• **Extracted information**
-*-*-
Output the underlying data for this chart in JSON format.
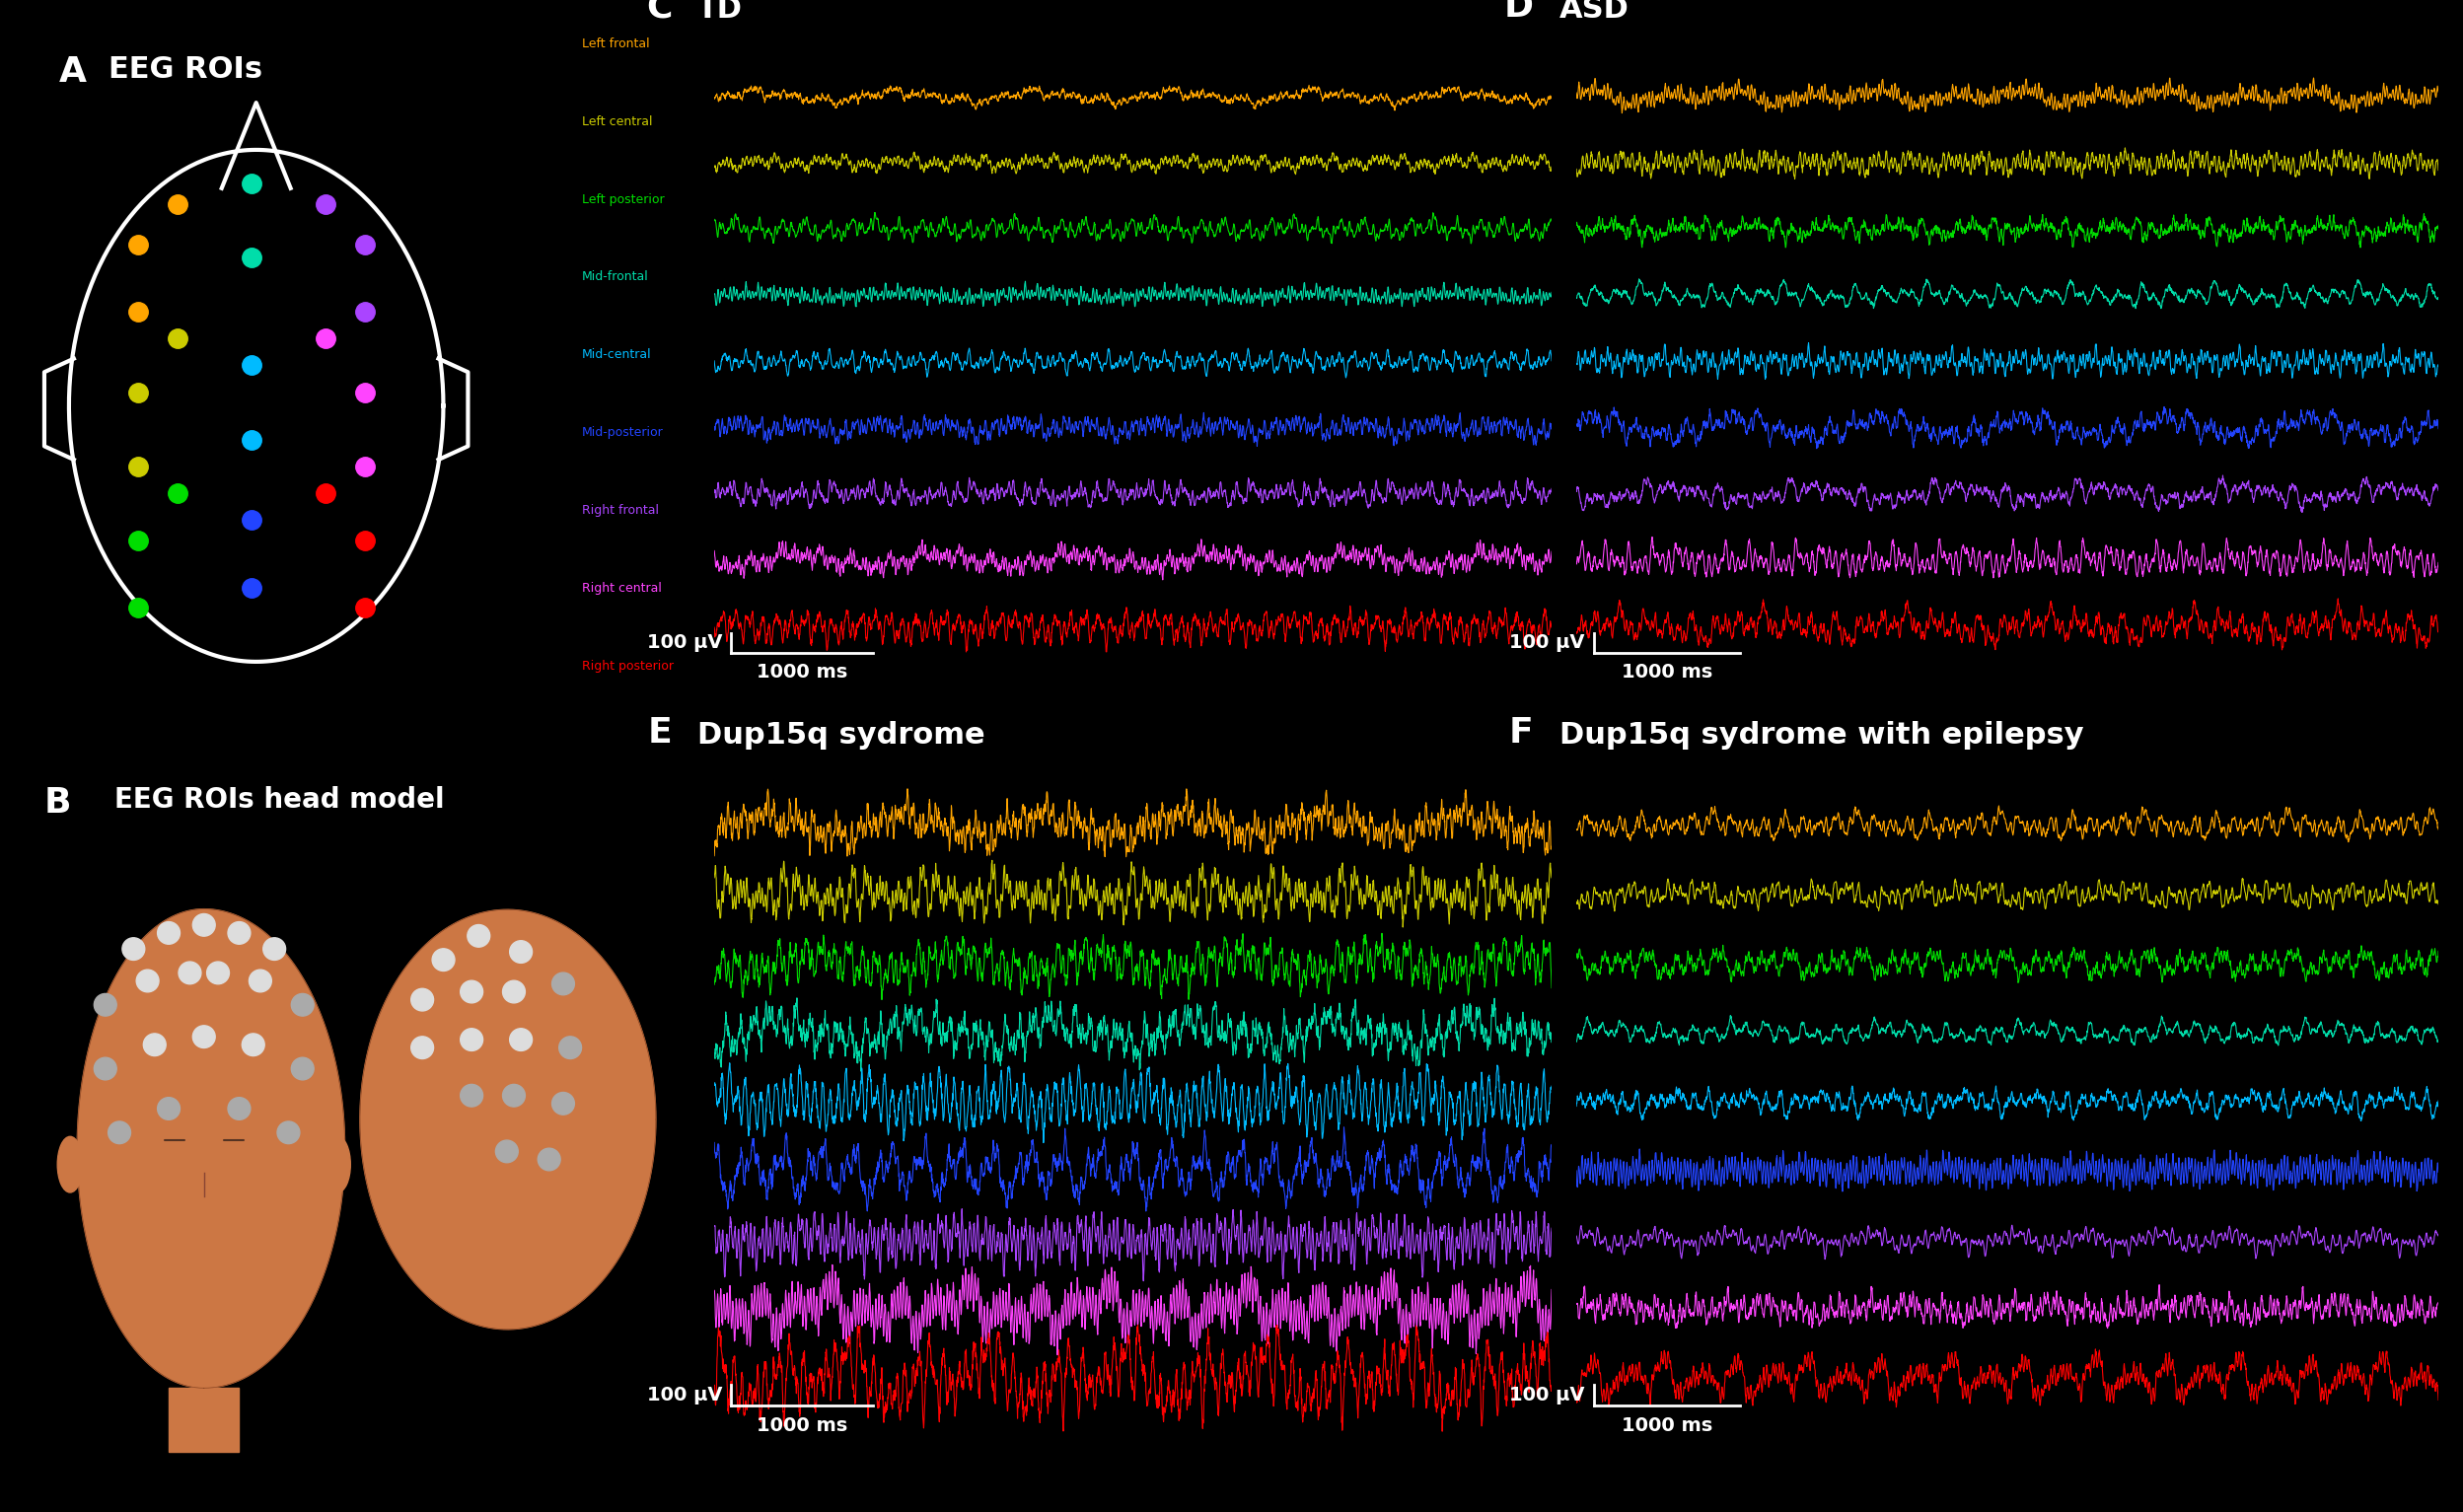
{
  "background_color": "#000000",
  "roi_colors": {
    "Left frontal": "#ffa500",
    "Left central": "#cccc00",
    "Left posterior": "#00dd00",
    "Mid-frontal": "#00ddaa",
    "Mid-central": "#00bbff",
    "Mid-posterior": "#2244ff",
    "Right frontal": "#aa44ff",
    "Right central": "#ff44ff",
    "Right posterior": "#ff0000"
  },
  "signal_colors": [
    "#ffa500",
    "#cccc00",
    "#00dd00",
    "#00ddaa",
    "#00bbff",
    "#2244ff",
    "#aa44ff",
    "#ff44ff",
    "#ff0000"
  ],
  "scalebar_uv": "100 μV",
  "scalebar_ms": "1000 ms",
  "panel_titles": {
    "A": "EEG ROIs",
    "B": "EEG ROIs head model",
    "C": "TD",
    "D": "ASD",
    "E": "Dup15q sydrome",
    "F": "Dup15q sydrome with epilepsy"
  }
}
-*-*-
• **Task objective**
Count the lines of the data that contain the string "Right", and reply with that number alone.

• **Answer in full**
3